_WRITTEN REQUEST_:
Using the entries that follow, count the lines containing the word "JSON" and give that number by itself.

━━━━

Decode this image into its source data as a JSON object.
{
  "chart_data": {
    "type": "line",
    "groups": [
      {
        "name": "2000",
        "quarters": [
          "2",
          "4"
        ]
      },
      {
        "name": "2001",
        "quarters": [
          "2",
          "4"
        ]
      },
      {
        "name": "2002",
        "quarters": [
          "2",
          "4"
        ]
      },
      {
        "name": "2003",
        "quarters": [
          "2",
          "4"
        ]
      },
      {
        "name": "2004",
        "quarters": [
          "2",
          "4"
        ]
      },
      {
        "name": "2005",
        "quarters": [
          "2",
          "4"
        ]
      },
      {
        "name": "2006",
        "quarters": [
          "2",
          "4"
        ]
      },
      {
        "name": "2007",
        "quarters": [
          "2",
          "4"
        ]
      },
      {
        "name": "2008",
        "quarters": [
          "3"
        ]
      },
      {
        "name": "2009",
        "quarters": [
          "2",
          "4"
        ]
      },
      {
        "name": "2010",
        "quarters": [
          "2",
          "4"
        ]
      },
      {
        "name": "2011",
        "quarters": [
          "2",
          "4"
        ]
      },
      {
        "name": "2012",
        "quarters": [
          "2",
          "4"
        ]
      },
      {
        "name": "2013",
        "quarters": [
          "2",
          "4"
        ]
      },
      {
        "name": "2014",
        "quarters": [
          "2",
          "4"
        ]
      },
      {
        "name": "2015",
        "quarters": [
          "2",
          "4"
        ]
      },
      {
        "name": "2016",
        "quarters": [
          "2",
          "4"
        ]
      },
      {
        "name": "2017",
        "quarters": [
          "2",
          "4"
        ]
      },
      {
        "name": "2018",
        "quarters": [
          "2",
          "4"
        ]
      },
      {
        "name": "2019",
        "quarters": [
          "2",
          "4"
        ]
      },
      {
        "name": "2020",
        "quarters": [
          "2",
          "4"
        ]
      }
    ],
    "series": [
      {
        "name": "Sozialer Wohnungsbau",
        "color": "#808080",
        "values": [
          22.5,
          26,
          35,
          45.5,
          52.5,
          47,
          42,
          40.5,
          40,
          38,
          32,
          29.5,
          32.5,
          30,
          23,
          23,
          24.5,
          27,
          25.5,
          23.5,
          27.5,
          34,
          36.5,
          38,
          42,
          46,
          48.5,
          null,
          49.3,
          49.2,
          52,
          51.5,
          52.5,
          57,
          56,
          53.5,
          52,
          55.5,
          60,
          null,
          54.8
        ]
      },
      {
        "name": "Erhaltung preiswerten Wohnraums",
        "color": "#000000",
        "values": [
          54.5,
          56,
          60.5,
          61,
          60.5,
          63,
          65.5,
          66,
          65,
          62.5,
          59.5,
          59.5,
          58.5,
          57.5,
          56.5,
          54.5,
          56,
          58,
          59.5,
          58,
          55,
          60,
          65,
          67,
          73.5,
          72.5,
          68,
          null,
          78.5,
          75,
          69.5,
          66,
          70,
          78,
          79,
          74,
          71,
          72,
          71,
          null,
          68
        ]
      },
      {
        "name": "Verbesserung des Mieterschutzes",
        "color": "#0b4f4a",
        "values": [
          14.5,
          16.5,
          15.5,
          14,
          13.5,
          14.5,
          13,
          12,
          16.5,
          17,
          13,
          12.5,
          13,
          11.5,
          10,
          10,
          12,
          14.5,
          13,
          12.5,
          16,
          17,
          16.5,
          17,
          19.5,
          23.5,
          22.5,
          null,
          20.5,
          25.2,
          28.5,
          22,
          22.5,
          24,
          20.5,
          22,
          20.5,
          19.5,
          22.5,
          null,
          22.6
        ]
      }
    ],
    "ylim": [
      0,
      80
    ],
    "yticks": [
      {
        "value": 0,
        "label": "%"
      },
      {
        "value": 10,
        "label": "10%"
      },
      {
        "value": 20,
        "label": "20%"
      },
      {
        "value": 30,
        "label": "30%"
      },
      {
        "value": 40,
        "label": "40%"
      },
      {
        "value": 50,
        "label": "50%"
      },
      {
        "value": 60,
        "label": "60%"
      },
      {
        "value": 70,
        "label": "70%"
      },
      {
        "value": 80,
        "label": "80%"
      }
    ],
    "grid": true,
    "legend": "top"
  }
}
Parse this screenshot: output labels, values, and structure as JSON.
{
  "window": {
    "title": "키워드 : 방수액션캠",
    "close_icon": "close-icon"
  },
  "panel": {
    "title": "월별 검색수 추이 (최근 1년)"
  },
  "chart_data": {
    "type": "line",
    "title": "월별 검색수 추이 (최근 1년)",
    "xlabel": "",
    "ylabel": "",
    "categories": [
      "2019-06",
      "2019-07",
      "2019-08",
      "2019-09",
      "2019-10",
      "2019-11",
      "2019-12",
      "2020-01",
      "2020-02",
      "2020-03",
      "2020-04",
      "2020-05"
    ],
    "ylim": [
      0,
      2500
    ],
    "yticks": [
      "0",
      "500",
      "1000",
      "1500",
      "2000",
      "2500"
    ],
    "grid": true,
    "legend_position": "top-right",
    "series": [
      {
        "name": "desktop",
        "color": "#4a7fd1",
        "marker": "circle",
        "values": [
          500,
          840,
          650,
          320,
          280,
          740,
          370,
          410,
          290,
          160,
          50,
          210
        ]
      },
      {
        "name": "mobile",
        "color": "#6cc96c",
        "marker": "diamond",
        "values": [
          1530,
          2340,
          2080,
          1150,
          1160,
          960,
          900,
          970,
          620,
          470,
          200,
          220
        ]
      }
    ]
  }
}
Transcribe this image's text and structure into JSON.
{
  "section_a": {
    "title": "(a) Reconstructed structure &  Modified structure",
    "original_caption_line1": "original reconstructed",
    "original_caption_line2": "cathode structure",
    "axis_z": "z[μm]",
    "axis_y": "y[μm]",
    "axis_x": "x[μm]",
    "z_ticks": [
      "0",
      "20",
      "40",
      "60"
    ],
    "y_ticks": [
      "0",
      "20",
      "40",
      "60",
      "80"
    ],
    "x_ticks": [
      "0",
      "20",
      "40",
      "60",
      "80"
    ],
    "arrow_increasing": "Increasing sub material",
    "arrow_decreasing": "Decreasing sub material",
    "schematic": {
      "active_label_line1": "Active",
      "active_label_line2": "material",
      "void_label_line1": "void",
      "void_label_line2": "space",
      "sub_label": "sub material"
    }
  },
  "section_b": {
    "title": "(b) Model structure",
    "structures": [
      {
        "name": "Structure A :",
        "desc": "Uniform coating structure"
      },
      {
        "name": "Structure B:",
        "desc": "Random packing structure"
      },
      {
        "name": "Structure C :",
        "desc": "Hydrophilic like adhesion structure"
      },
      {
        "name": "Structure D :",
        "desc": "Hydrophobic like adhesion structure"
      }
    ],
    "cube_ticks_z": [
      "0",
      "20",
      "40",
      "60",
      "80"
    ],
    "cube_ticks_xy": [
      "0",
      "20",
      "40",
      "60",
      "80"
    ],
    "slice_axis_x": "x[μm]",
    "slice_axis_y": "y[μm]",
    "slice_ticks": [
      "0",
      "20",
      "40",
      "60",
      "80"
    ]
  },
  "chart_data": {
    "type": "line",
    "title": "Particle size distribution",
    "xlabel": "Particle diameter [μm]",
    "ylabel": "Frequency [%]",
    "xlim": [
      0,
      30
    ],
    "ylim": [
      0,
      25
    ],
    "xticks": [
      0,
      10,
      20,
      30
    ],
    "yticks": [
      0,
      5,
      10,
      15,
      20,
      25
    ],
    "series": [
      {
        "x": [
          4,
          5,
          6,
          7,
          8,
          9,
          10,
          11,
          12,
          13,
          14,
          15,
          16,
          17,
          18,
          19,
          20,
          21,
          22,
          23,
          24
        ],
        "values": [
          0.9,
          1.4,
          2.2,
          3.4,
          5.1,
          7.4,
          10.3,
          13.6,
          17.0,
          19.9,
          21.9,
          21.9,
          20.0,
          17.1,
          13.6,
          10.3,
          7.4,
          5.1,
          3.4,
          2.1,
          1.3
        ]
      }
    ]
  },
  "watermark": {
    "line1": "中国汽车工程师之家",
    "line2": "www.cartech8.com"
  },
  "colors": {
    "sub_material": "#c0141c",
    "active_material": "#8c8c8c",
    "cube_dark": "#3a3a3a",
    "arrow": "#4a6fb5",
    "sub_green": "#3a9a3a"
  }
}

━━━━

_RESPONSE TO THE EXERCISE_:
3